# SERIE DI ESERCIZI
**a)** Nel testo sul GS Trophy 2012, trasforma in un elenco puntato il paragrafo che inizia con "Nel corso del trofeo", mantenendone i fatti principali.
**b)** Prolunga il testo sul BMW Motorrad GS Trophy 2012, riprendendo subito dopo la sua ultima frase.

# ESTRATTO DELLA PAGINA
※

BMW Motorrad GS Trophy 2012: i commenti dei protagonisti


La terza edizione del BMW Motorrad GS Trophy 2012 è stata sicuramente tanto coinvolgente ed entusiasmante quanto le due precedenti, con 15 squadre formate da piloti di 19 nazioni che si sono sfidate nell'arco di 7 giorni su un avventuroso e variegato percorso di 2000 km tra Cile e Argentina, mettendo a dura prova le capacità delle propri BMW F800 GS

Nel corso del trofeo, i partecipanti hanno avuto a che fare con i territori più diversi: a volte si trattava di districarsi in uno stretto sentiero argilloso nella foresta, altre volte di viaggiare a tutta velocità attraverso ampi altipiani aperti attraversando nubi di cenere vulcanica, prima in paesaggi estremamente assolati e poi in giornate caratterizzate da pioggia e freddo, arrampicandosi sulle montagne. Non si sono proprio fatti mancare niente.

Il raid organizzato da BMW - con partenza e arrivo a Temuco, in Cile - ha coinvolto uno staff di oltre 100 persone, e si è conclusa con la vittoria del Team Germany davanti al Team France e al Team Italy, che proprio nell'ultima giornata ha beffato la squadra argentina conquistando una prestigiosa terza posizione. Ripercorriamo le emozioni del GS Trophy attraverso le dichiarazioni di alcuni dei suoi protagonisti.

※

# VOCI ESTRATTE
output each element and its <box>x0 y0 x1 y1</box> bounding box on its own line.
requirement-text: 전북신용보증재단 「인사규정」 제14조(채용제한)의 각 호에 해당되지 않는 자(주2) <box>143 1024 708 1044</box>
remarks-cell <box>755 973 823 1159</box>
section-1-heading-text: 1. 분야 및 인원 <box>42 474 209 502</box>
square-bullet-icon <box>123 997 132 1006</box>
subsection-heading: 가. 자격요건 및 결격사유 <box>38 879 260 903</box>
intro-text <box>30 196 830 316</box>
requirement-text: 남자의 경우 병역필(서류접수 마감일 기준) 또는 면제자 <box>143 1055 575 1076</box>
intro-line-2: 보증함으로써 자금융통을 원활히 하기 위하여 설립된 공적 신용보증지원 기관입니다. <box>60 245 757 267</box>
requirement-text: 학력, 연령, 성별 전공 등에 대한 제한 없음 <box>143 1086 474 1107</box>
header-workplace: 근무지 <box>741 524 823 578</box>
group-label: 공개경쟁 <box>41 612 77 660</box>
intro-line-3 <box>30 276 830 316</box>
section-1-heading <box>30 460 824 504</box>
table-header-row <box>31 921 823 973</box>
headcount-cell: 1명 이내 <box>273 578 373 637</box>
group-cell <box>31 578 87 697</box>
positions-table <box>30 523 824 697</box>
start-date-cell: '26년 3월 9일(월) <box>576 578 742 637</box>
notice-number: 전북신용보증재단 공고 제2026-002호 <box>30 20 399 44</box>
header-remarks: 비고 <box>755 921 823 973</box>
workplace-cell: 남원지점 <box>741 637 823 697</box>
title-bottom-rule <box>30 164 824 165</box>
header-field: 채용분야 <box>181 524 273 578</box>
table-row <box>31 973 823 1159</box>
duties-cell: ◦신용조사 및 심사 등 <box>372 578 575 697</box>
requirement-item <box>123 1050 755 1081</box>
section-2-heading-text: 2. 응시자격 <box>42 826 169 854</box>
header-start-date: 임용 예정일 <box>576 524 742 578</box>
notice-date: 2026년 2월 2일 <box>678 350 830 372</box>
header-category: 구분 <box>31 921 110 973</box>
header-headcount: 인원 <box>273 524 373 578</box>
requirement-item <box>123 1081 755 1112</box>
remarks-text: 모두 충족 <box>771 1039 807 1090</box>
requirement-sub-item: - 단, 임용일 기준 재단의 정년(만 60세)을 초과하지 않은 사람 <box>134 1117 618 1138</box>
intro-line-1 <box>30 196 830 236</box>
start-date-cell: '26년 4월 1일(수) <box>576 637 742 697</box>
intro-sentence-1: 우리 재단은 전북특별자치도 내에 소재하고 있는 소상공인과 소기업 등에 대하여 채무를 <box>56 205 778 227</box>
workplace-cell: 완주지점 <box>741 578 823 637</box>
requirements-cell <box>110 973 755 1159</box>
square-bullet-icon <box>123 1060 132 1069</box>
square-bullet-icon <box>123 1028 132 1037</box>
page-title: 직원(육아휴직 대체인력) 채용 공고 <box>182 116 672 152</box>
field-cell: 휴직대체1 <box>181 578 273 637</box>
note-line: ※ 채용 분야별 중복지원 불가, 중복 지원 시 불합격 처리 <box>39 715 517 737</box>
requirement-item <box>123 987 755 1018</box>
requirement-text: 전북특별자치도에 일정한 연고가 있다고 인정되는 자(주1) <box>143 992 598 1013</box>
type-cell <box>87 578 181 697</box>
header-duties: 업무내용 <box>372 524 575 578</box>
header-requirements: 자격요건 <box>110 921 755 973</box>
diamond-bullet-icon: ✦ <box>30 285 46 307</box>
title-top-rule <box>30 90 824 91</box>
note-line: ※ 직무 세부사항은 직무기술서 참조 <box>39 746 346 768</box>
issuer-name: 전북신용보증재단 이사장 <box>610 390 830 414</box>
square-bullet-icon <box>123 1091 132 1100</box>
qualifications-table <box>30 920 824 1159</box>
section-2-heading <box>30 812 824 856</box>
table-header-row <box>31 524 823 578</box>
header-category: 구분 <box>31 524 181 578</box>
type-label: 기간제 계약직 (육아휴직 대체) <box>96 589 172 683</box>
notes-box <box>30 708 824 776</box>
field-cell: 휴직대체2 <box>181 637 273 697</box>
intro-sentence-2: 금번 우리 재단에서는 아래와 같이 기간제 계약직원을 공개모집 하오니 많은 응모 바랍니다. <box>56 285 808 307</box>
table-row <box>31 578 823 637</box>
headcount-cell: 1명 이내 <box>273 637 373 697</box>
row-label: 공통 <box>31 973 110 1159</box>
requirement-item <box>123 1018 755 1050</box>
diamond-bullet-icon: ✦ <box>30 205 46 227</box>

※

# RISULTATI PER ESERCIZIO
**a)**
- Stretti sentieri argillosi nella foresta
- Tratti a tutta velocità su ampi altipiani aperti, tra nubi di cenere vulcanica
- Giornate molto assolate e altre di pioggia e freddo
- Salite sulle montagne

**b)**
"Per me, i grandi paesaggi dell'Argentina sono stati l'apice - ha dichiarato Ali Métayer del Team Germany, che ha conquistato la testa della corsa nel terzo giorno per poi mantenerla fino alla fine - ma mi sono divertito moltissimo anche nell'accampamento sulle pendici del vulcano. E' stato fantastico, ma per me l'esperienza più entusiasmante di tutte è stata condividere tutto questo con i piloti delle altre nazioni."

Il Team Italy non ha vinto nessuna prova singola, ma la continuità e la consistenza mostrata in tutte le giornate ha permesso alla squadra di artigliare il terzo posto proprio in occasione della giornata finale. "E' stata una settimana molto divertente - ha confermato il pilota Alessandro Bottani - abbiamo visto un sacco di bei posti. Alcune tappe sono state bellissime, altre meno belle... in altre parole, sono state davvero difficili! Ma in fondo ci siamo divertiti tutta la settimana."

"Forse il primo giorno è stato il migliore - ha proseguito Bottani - perchè era molto tecnico e abbiamo potuto davvero assaporare il piacere della guida, ma anche il sentiero nel bosco del quinto giorno è stato bello. E' stata un'esperienza decisamente all'altezza delle mie aspettative. La F800 GS è una buona moto, che non ha avuto difficoltà in tutte le diverse condizioni. Si guida bene sia su strada che fuori-strada, anche in condizioni difficili: Abbiamo trovato fango, pietre, acqua e anche sabbia, ma non ci sono mai stati problemi."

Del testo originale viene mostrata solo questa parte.